Task objective: Copy, in full, each line of the material that holds the word "weatheronline".

Task inputs:
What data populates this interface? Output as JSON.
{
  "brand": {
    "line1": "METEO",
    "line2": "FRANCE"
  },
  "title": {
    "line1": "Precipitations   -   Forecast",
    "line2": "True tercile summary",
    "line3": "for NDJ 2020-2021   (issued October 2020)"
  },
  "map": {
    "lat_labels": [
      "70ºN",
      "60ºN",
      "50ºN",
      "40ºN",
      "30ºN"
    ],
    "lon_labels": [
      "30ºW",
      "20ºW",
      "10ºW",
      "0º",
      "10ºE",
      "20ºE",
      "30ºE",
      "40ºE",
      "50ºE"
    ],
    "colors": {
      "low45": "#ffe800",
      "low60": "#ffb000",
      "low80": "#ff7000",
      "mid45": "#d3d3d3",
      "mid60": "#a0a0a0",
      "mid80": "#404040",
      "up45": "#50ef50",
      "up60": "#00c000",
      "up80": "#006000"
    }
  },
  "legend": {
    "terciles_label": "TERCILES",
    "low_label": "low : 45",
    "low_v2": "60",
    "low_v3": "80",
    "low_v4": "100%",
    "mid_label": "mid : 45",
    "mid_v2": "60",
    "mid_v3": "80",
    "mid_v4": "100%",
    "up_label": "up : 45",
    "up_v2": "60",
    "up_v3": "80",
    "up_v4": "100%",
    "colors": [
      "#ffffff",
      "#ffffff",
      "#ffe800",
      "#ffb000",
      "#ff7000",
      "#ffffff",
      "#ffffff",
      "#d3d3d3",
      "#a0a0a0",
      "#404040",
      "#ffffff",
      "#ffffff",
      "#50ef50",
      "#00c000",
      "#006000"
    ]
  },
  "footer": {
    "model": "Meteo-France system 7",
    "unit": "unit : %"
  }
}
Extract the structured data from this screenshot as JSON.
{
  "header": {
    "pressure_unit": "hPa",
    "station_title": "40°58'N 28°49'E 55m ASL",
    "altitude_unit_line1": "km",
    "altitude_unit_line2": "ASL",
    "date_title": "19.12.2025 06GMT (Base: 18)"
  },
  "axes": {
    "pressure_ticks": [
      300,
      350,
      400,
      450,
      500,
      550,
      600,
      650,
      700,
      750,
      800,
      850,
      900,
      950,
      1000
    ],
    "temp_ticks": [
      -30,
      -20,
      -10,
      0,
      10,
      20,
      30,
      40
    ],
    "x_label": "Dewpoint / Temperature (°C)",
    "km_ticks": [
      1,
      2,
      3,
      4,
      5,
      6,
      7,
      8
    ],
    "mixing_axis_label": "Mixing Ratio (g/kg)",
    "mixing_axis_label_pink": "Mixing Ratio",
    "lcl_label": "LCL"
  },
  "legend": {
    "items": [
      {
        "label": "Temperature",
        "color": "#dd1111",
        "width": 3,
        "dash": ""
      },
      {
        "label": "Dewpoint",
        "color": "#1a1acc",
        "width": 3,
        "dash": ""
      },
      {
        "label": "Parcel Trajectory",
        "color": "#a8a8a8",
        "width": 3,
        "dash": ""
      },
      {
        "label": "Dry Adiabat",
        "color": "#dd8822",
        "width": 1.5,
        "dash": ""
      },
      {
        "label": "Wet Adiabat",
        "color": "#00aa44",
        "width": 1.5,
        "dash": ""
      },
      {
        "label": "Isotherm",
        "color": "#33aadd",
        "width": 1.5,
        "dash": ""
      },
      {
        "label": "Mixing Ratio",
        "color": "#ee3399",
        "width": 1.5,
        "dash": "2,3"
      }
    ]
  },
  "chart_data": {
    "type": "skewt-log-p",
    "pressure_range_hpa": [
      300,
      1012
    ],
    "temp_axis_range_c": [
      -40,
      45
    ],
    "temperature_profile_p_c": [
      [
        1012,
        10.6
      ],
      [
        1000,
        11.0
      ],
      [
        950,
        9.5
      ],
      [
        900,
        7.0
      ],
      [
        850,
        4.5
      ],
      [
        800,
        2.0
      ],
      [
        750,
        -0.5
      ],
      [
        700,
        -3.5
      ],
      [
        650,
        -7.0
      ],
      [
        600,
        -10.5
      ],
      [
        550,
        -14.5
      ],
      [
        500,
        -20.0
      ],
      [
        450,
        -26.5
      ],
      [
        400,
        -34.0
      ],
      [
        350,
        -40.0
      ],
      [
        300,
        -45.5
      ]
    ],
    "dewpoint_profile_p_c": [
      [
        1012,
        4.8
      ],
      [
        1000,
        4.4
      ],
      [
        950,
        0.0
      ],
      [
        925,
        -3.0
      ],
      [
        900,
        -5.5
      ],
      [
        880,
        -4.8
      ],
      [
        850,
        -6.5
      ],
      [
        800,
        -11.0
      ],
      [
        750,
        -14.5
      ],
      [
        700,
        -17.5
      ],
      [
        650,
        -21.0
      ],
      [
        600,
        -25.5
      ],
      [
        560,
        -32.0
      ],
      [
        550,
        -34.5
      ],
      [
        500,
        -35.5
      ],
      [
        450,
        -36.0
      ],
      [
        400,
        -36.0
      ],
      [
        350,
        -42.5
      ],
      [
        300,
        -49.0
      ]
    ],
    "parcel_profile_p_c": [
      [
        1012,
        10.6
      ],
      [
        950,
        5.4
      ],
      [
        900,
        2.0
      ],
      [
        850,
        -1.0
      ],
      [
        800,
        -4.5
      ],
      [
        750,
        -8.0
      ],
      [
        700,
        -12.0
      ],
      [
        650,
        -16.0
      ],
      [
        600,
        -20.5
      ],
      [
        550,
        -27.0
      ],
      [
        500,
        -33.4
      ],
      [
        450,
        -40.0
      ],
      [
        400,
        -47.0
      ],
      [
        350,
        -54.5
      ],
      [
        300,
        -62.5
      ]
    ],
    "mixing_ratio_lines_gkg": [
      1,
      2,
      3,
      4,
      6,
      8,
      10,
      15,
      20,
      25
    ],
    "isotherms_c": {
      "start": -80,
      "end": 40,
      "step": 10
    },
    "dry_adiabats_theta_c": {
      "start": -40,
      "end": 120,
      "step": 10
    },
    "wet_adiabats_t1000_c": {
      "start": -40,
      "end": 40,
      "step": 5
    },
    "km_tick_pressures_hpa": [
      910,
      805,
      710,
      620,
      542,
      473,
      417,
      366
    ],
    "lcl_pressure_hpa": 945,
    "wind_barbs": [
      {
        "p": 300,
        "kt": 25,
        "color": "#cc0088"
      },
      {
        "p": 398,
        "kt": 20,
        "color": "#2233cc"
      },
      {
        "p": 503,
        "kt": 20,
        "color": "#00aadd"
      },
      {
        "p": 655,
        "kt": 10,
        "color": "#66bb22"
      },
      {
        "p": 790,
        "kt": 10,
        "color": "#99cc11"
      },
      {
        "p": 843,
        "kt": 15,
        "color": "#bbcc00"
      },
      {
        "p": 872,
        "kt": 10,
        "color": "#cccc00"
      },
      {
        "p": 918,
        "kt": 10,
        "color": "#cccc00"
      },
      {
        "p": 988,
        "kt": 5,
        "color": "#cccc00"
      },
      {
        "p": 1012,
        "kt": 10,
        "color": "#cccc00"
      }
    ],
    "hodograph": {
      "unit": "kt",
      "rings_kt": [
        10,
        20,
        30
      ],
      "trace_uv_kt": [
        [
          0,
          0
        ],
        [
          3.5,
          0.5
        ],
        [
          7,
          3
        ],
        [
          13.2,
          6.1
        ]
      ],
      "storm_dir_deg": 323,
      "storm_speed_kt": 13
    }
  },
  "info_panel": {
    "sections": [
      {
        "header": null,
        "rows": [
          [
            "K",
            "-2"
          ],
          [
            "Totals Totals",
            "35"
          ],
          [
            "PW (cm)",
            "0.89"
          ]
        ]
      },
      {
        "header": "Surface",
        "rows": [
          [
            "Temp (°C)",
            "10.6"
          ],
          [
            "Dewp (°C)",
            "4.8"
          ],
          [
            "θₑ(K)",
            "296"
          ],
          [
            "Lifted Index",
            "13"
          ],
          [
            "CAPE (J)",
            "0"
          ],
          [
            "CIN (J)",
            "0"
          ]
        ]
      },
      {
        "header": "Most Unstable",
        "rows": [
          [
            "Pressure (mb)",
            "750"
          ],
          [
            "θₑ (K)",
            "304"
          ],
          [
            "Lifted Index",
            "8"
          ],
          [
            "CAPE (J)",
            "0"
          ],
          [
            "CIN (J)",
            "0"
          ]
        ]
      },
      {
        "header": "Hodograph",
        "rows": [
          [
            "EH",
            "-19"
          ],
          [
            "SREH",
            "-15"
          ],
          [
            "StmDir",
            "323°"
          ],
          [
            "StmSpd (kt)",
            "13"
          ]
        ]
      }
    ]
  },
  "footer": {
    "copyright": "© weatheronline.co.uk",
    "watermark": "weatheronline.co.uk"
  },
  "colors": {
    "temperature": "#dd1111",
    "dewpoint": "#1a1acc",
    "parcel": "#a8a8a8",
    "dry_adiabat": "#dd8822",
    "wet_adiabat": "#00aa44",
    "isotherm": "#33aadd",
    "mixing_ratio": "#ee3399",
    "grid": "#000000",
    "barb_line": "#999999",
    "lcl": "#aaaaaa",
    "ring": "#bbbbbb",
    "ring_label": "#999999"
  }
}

Task result:
    "copyright": "© weatheronline.co.uk",
    "watermark": "weatheronline.co.uk"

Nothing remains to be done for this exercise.